> _INPUT MATERIAL_
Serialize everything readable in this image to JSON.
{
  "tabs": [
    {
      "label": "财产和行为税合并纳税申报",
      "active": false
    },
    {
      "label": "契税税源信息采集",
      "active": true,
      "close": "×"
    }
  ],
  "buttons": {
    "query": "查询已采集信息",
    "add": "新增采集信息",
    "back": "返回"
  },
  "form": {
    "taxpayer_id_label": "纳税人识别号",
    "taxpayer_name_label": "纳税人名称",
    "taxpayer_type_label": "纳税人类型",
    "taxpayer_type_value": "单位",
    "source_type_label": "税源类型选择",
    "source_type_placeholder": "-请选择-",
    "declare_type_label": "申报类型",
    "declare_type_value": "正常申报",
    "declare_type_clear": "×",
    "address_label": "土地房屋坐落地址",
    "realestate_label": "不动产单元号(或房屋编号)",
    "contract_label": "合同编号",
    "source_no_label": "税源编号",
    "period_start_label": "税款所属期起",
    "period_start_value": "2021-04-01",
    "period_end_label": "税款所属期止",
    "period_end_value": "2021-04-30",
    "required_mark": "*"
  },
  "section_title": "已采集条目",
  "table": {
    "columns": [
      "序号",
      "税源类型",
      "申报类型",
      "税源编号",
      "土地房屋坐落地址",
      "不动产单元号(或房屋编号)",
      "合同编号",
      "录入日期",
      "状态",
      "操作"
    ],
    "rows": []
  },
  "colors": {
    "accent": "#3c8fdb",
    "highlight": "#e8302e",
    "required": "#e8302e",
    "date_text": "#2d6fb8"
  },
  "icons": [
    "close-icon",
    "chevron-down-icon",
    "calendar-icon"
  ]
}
==
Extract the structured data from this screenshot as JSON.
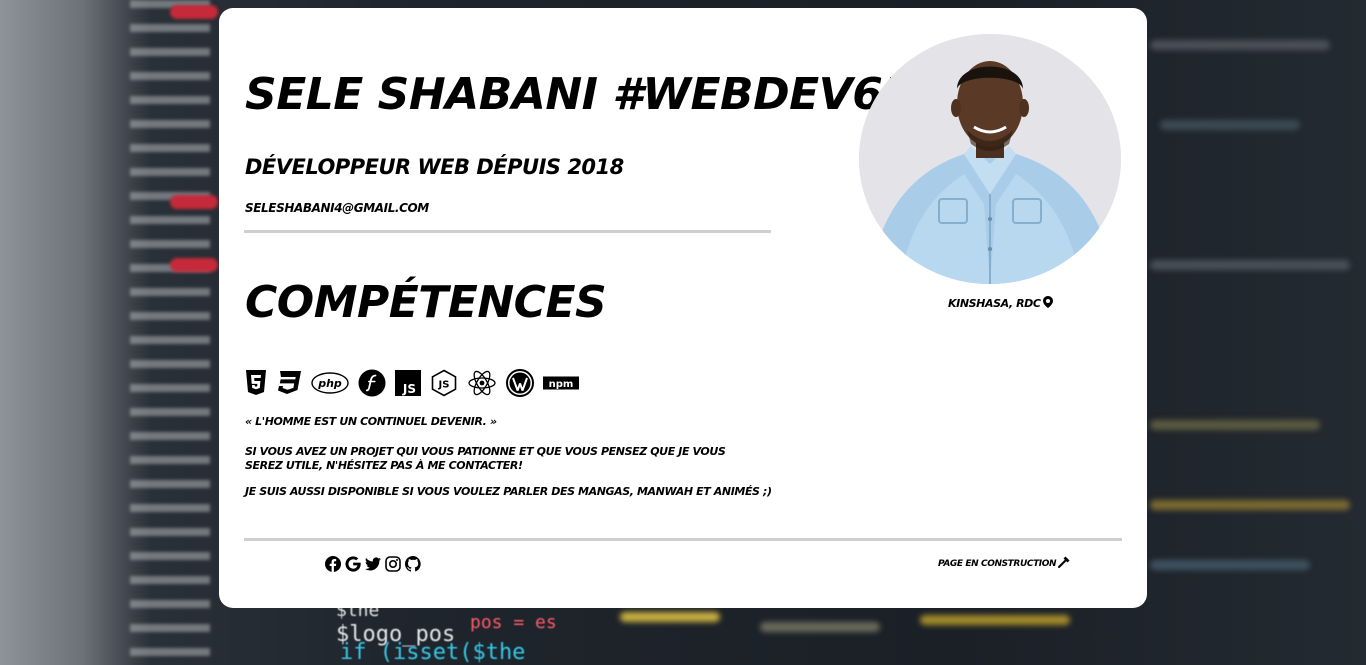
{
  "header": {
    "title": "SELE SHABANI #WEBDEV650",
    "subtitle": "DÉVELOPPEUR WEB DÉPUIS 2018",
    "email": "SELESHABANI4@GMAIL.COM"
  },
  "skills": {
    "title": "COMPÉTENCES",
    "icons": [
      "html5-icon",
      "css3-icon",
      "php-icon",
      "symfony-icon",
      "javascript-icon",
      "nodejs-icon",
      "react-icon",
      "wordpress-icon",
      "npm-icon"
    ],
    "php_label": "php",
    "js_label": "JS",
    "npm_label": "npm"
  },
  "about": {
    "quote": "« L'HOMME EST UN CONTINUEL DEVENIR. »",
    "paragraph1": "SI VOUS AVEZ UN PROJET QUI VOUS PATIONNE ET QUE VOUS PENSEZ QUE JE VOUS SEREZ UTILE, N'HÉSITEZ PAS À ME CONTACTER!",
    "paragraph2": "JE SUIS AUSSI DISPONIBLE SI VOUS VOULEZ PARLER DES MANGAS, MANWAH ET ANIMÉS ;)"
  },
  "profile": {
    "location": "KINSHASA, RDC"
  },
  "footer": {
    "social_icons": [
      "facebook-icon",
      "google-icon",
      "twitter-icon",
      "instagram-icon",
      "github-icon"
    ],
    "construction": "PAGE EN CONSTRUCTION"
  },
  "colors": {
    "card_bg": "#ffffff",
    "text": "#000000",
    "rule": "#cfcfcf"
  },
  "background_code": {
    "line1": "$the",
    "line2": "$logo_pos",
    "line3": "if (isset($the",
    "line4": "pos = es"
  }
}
==
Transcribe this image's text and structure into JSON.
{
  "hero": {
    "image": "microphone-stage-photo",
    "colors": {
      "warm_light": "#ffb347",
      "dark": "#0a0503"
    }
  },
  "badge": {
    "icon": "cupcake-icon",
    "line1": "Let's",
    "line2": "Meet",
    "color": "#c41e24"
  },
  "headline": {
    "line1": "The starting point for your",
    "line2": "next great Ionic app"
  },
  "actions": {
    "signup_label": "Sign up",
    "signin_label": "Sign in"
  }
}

> _GIVEN EXERCISE_
Return all lines of the material above in which the word "this" occurs.

> _WORKED SOLUTION_
Serialize everything readable in this image to JSON.
Extract the structured data from this screenshot as JSON.
Transcribe this image's text and structure into JSON.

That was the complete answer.